Each record is to be printed again precisely as it reads.

-- START OF INPUT MATERIAL --

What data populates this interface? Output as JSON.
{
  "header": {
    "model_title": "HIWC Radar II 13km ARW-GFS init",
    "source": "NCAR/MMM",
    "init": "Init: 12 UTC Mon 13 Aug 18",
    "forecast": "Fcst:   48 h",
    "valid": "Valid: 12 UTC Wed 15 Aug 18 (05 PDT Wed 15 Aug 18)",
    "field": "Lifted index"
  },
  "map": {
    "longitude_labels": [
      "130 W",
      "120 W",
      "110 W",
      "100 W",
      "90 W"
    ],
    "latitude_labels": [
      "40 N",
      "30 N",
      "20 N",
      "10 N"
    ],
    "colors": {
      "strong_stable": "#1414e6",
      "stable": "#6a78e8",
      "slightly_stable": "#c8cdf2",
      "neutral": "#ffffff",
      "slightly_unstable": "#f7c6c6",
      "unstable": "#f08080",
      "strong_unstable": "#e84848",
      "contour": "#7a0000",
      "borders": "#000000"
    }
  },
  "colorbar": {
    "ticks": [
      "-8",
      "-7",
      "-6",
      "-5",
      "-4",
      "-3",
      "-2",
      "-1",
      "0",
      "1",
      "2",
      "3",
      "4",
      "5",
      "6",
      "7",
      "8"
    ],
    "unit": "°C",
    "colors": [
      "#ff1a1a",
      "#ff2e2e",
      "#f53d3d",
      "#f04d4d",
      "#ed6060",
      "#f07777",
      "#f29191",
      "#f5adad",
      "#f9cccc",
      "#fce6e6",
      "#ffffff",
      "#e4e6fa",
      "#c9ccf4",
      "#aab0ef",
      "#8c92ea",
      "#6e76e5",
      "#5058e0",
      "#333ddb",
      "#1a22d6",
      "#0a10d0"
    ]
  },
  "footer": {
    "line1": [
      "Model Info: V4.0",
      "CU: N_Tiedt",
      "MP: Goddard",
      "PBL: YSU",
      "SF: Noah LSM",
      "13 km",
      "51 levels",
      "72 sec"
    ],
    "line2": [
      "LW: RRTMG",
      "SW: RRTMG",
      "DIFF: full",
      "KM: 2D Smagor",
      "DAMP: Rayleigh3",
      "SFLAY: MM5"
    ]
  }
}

-- END OF INPUT MATERIAL --

[FINISHED EXERCISE]
What data populates this interface? Output as JSON.
{
  "header": {
    "model_title": "HIWC Radar II 13km ARW-GFS init",
    "source": "NCAR/MMM",
    "init": "Init: 12 UTC Mon 13 Aug 18",
    "forecast": "Fcst:   48 h",
    "valid": "Valid: 12 UTC Wed 15 Aug 18 (05 PDT Wed 15 Aug 18)",
    "field": "Lifted index"
  },
  "map": {
    "longitude_labels": [
      "130 W",
      "120 W",
      "110 W",
      "100 W",
      "90 W"
    ],
    "latitude_labels": [
      "40 N",
      "30 N",
      "20 N",
      "10 N"
    ],
    "colors": {
      "strong_stable": "#1414e6",
      "stable": "#6a78e8",
      "slightly_stable": "#c8cdf2",
      "neutral": "#ffffff",
      "slightly_unstable": "#f7c6c6",
      "unstable": "#f08080",
      "strong_unstable": "#e84848",
      "contour": "#7a0000",
      "borders": "#000000"
    }
  },
  "colorbar": {
    "ticks": [
      "-8",
      "-7",
      "-6",
      "-5",
      "-4",
      "-3",
      "-2",
      "-1",
      "0",
      "1",
      "2",
      "3",
      "4",
      "5",
      "6",
      "7",
      "8"
    ],
    "unit": "°C",
    "colors": [
      "#ff1a1a",
      "#ff2e2e",
      "#f53d3d",
      "#f04d4d",
      "#ed6060",
      "#f07777",
      "#f29191",
      "#f5adad",
      "#f9cccc",
      "#fce6e6",
      "#ffffff",
      "#e4e6fa",
      "#c9ccf4",
      "#aab0ef",
      "#8c92ea",
      "#6e76e5",
      "#5058e0",
      "#333ddb",
      "#1a22d6",
      "#0a10d0"
    ]
  },
  "footer": {
    "line1": [
      "Model Info: V4.0",
      "CU: N_Tiedt",
      "MP: Goddard",
      "PBL: YSU",
      "SF: Noah LSM",
      "13 km",
      "51 levels",
      "72 sec"
    ],
    "line2": [
      "LW: RRTMG",
      "SW: RRTMG",
      "DIFF: full",
      "KM: 2D Smagor",
      "DAMP: Rayleigh3",
      "SFLAY: MM5"
    ]
  }
}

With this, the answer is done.